- Exercise goal
Scan the lines below for the word "Msun". Copy each line you find it in.

- Material for this task
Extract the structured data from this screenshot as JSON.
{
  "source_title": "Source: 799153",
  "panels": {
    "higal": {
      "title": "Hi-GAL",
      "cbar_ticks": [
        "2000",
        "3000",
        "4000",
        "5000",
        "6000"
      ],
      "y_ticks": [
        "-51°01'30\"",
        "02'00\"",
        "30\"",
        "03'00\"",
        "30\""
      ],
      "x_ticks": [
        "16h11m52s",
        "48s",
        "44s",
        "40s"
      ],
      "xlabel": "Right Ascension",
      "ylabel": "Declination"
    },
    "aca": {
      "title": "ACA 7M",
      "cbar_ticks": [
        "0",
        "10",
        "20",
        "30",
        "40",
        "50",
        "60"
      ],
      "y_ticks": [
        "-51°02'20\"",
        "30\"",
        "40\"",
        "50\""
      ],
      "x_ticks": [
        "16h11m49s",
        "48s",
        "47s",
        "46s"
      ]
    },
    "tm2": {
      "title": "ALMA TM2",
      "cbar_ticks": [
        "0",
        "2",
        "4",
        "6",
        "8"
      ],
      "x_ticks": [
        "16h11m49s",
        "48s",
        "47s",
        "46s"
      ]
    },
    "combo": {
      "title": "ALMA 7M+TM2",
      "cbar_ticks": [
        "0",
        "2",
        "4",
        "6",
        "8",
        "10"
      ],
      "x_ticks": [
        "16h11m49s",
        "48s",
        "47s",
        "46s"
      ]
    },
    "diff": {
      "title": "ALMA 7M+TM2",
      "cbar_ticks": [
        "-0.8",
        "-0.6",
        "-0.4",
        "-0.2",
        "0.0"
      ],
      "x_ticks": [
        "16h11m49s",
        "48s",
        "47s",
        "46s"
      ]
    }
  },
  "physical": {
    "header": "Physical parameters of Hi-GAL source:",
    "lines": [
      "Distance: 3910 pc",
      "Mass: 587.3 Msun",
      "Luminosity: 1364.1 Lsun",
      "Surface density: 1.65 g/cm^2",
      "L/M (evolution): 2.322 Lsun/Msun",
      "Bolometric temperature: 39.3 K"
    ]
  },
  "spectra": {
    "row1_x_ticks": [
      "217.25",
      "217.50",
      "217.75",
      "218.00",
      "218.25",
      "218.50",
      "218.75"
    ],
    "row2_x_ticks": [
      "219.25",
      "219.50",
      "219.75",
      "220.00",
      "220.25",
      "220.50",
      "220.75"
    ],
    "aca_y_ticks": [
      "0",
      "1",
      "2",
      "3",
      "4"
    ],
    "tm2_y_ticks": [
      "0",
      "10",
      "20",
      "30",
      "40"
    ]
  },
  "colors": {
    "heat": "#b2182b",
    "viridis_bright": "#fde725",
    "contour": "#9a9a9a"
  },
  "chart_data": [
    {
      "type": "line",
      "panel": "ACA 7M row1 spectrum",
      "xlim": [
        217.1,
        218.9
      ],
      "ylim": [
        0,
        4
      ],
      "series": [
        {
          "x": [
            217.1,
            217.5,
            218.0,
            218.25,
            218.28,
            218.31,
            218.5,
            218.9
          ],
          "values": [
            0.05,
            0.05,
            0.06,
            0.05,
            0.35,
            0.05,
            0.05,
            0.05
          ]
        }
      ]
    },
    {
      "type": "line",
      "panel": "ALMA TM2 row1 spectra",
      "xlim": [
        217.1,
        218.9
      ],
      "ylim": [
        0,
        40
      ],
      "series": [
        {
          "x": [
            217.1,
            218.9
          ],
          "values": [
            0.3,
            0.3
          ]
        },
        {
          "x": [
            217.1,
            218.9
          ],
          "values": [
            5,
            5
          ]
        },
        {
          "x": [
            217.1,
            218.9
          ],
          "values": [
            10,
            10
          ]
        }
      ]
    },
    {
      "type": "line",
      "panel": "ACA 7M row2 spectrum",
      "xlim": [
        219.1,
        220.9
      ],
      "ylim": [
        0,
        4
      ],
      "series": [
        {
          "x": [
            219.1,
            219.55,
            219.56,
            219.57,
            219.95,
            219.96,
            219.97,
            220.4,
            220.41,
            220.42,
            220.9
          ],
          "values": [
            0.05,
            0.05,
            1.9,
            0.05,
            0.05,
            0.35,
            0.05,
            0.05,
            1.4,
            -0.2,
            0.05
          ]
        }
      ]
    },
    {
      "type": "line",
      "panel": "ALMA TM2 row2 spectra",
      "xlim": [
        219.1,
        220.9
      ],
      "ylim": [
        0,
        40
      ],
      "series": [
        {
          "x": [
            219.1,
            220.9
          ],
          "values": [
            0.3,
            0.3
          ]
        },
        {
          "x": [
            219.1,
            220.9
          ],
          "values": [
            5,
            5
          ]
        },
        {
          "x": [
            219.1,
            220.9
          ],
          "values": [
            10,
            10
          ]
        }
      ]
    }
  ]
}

- The output
      "Mass: 587.3 Msun",
      "L/M (evolution): 2.322 Lsun/Msun",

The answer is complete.